• [Problem to solve]: Below are some records; return each one exactly.

··········

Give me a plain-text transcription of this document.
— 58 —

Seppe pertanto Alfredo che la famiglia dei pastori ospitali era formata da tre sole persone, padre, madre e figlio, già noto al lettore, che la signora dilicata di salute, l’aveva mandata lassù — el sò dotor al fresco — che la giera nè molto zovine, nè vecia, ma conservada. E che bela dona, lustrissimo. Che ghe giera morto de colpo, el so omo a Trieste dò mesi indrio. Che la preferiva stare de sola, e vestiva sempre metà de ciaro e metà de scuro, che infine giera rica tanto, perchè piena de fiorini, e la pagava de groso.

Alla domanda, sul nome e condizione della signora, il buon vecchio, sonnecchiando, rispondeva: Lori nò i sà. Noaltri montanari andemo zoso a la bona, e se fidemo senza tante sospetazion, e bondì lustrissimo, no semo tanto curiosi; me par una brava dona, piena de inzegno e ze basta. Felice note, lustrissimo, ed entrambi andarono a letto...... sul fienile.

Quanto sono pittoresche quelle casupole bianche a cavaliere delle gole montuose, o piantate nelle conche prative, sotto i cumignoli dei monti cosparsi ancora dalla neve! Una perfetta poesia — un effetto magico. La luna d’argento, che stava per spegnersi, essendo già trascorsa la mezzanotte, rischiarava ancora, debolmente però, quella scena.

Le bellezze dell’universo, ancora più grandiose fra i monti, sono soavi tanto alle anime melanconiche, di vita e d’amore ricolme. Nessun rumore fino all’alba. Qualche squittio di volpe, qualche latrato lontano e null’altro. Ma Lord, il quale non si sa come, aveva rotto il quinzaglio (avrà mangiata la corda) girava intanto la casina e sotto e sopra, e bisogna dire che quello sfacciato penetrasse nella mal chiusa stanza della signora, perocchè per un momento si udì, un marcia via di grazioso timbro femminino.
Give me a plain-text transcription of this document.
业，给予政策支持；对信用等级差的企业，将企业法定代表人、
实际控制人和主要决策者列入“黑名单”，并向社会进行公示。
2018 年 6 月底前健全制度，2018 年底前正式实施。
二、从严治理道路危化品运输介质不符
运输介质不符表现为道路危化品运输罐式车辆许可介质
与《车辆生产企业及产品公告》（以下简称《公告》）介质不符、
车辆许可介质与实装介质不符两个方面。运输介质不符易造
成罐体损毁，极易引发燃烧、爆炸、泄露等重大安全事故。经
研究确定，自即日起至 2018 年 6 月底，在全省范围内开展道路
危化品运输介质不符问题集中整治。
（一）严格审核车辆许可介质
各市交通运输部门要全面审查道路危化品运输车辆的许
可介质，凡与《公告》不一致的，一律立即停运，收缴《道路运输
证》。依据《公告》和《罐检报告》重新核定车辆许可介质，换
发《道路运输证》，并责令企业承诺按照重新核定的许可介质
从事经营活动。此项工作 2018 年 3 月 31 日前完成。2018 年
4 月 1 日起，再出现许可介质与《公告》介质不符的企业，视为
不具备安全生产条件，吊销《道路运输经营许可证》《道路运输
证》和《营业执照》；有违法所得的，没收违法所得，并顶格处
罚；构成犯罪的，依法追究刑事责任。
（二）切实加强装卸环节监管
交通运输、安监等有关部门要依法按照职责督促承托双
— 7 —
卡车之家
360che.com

··········

• [Problem solution]:
Give me a plain-text transcription of this document.
— 58 —

Seppe pertanto Alfredo che la famiglia dei pastori ospitali era formata da tre sole persone, padre, madre e figlio, già noto al lettore, che la signora dilicata di salute, l’aveva mandata lassù — el sò dotor al fresco — che la giera nè molto zovine, nè vecia, ma conservada. E che bela dona, lustrissimo. Che ghe giera morto de colpo, el so omo a Trieste dò mesi indrio. Che la preferiva stare de sola, e vestiva sempre metà de ciaro e metà de scuro, che infine giera rica tanto, perchè piena de fiorini, e la pagava de groso.

Alla domanda, sul nome e condizione della signora, il buon vecchio, sonnecchiando, rispondeva: Lori nò i sà. Noaltri montanari andemo zoso a la bona, e se fidemo senza tante sospetazion, e bondì lustrissimo, no semo tanto curiosi; me par una brava dona, piena de inzegno e ze basta. Felice note, lustrissimo, ed entrambi andarono a letto...... sul fienile.

Quanto sono pittoresche quelle casupole bianche a cavaliere delle gole montuose, o piantate nelle conche prative, sotto i cumignoli dei monti cosparsi ancora dalla neve! Una perfetta poesia — un effetto magico. La luna d’argento, che stava per spegnersi, essendo già trascorsa la mezzanotte, rischiarava ancora, debolmente però, quella scena.

Le bellezze dell’universo, ancora più grandiose fra i monti, sono soavi tanto alle anime melanconiche, di vita e d’amore ricolme. Nessun rumore fino all’alba. Qualche squittio di volpe, qualche latrato lontano e null’altro. Ma Lord, il quale non si sa come, aveva rotto il quinzaglio (avrà mangiata la corda) girava intanto la casina e sotto e sopra, e bisogna dire che quello sfacciato penetrasse nella mal chiusa stanza della signora, perocchè per un momento si udì, un marcia via di grazioso timbro femminino.
Give me a plain-text transcription of this document.
业，给予政策支持；对信用等级差的企业，将企业法定代表人、
实际控制人和主要决策者列入“黑名单”，并向社会进行公示。
2018 年 6 月底前健全制度，2018 年底前正式实施。
二、从严治理道路危化品运输介质不符
运输介质不符表现为道路危化品运输罐式车辆许可介质
与《车辆生产企业及产品公告》（以下简称《公告》）介质不符、
车辆许可介质与实装介质不符两个方面。运输介质不符易造
成罐体损毁，极易引发燃烧、爆炸、泄露等重大安全事故。经
研究确定，自即日起至 2018 年 6 月底，在全省范围内开展道路
危化品运输介质不符问题集中整治。
（一）严格审核车辆许可介质
各市交通运输部门要全面审查道路危化品运输车辆的许
可介质，凡与《公告》不一致的，一律立即停运，收缴《道路运输
证》。依据《公告》和《罐检报告》重新核定车辆许可介质，换
发《道路运输证》，并责令企业承诺按照重新核定的许可介质
从事经营活动。此项工作 2018 年 3 月 31 日前完成。2018 年
4 月 1 日起，再出现许可介质与《公告》介质不符的企业，视为
不具备安全生产条件，吊销《道路运输经营许可证》《道路运输
证》和《营业执照》；有违法所得的，没收违法所得，并顶格处
罚；构成犯罪的，依法追究刑事责任。
（二）切实加强装卸环节监管
交通运输、安监等有关部门要依法按照职责督促承托双
— 7 —
卡车之家
360che.com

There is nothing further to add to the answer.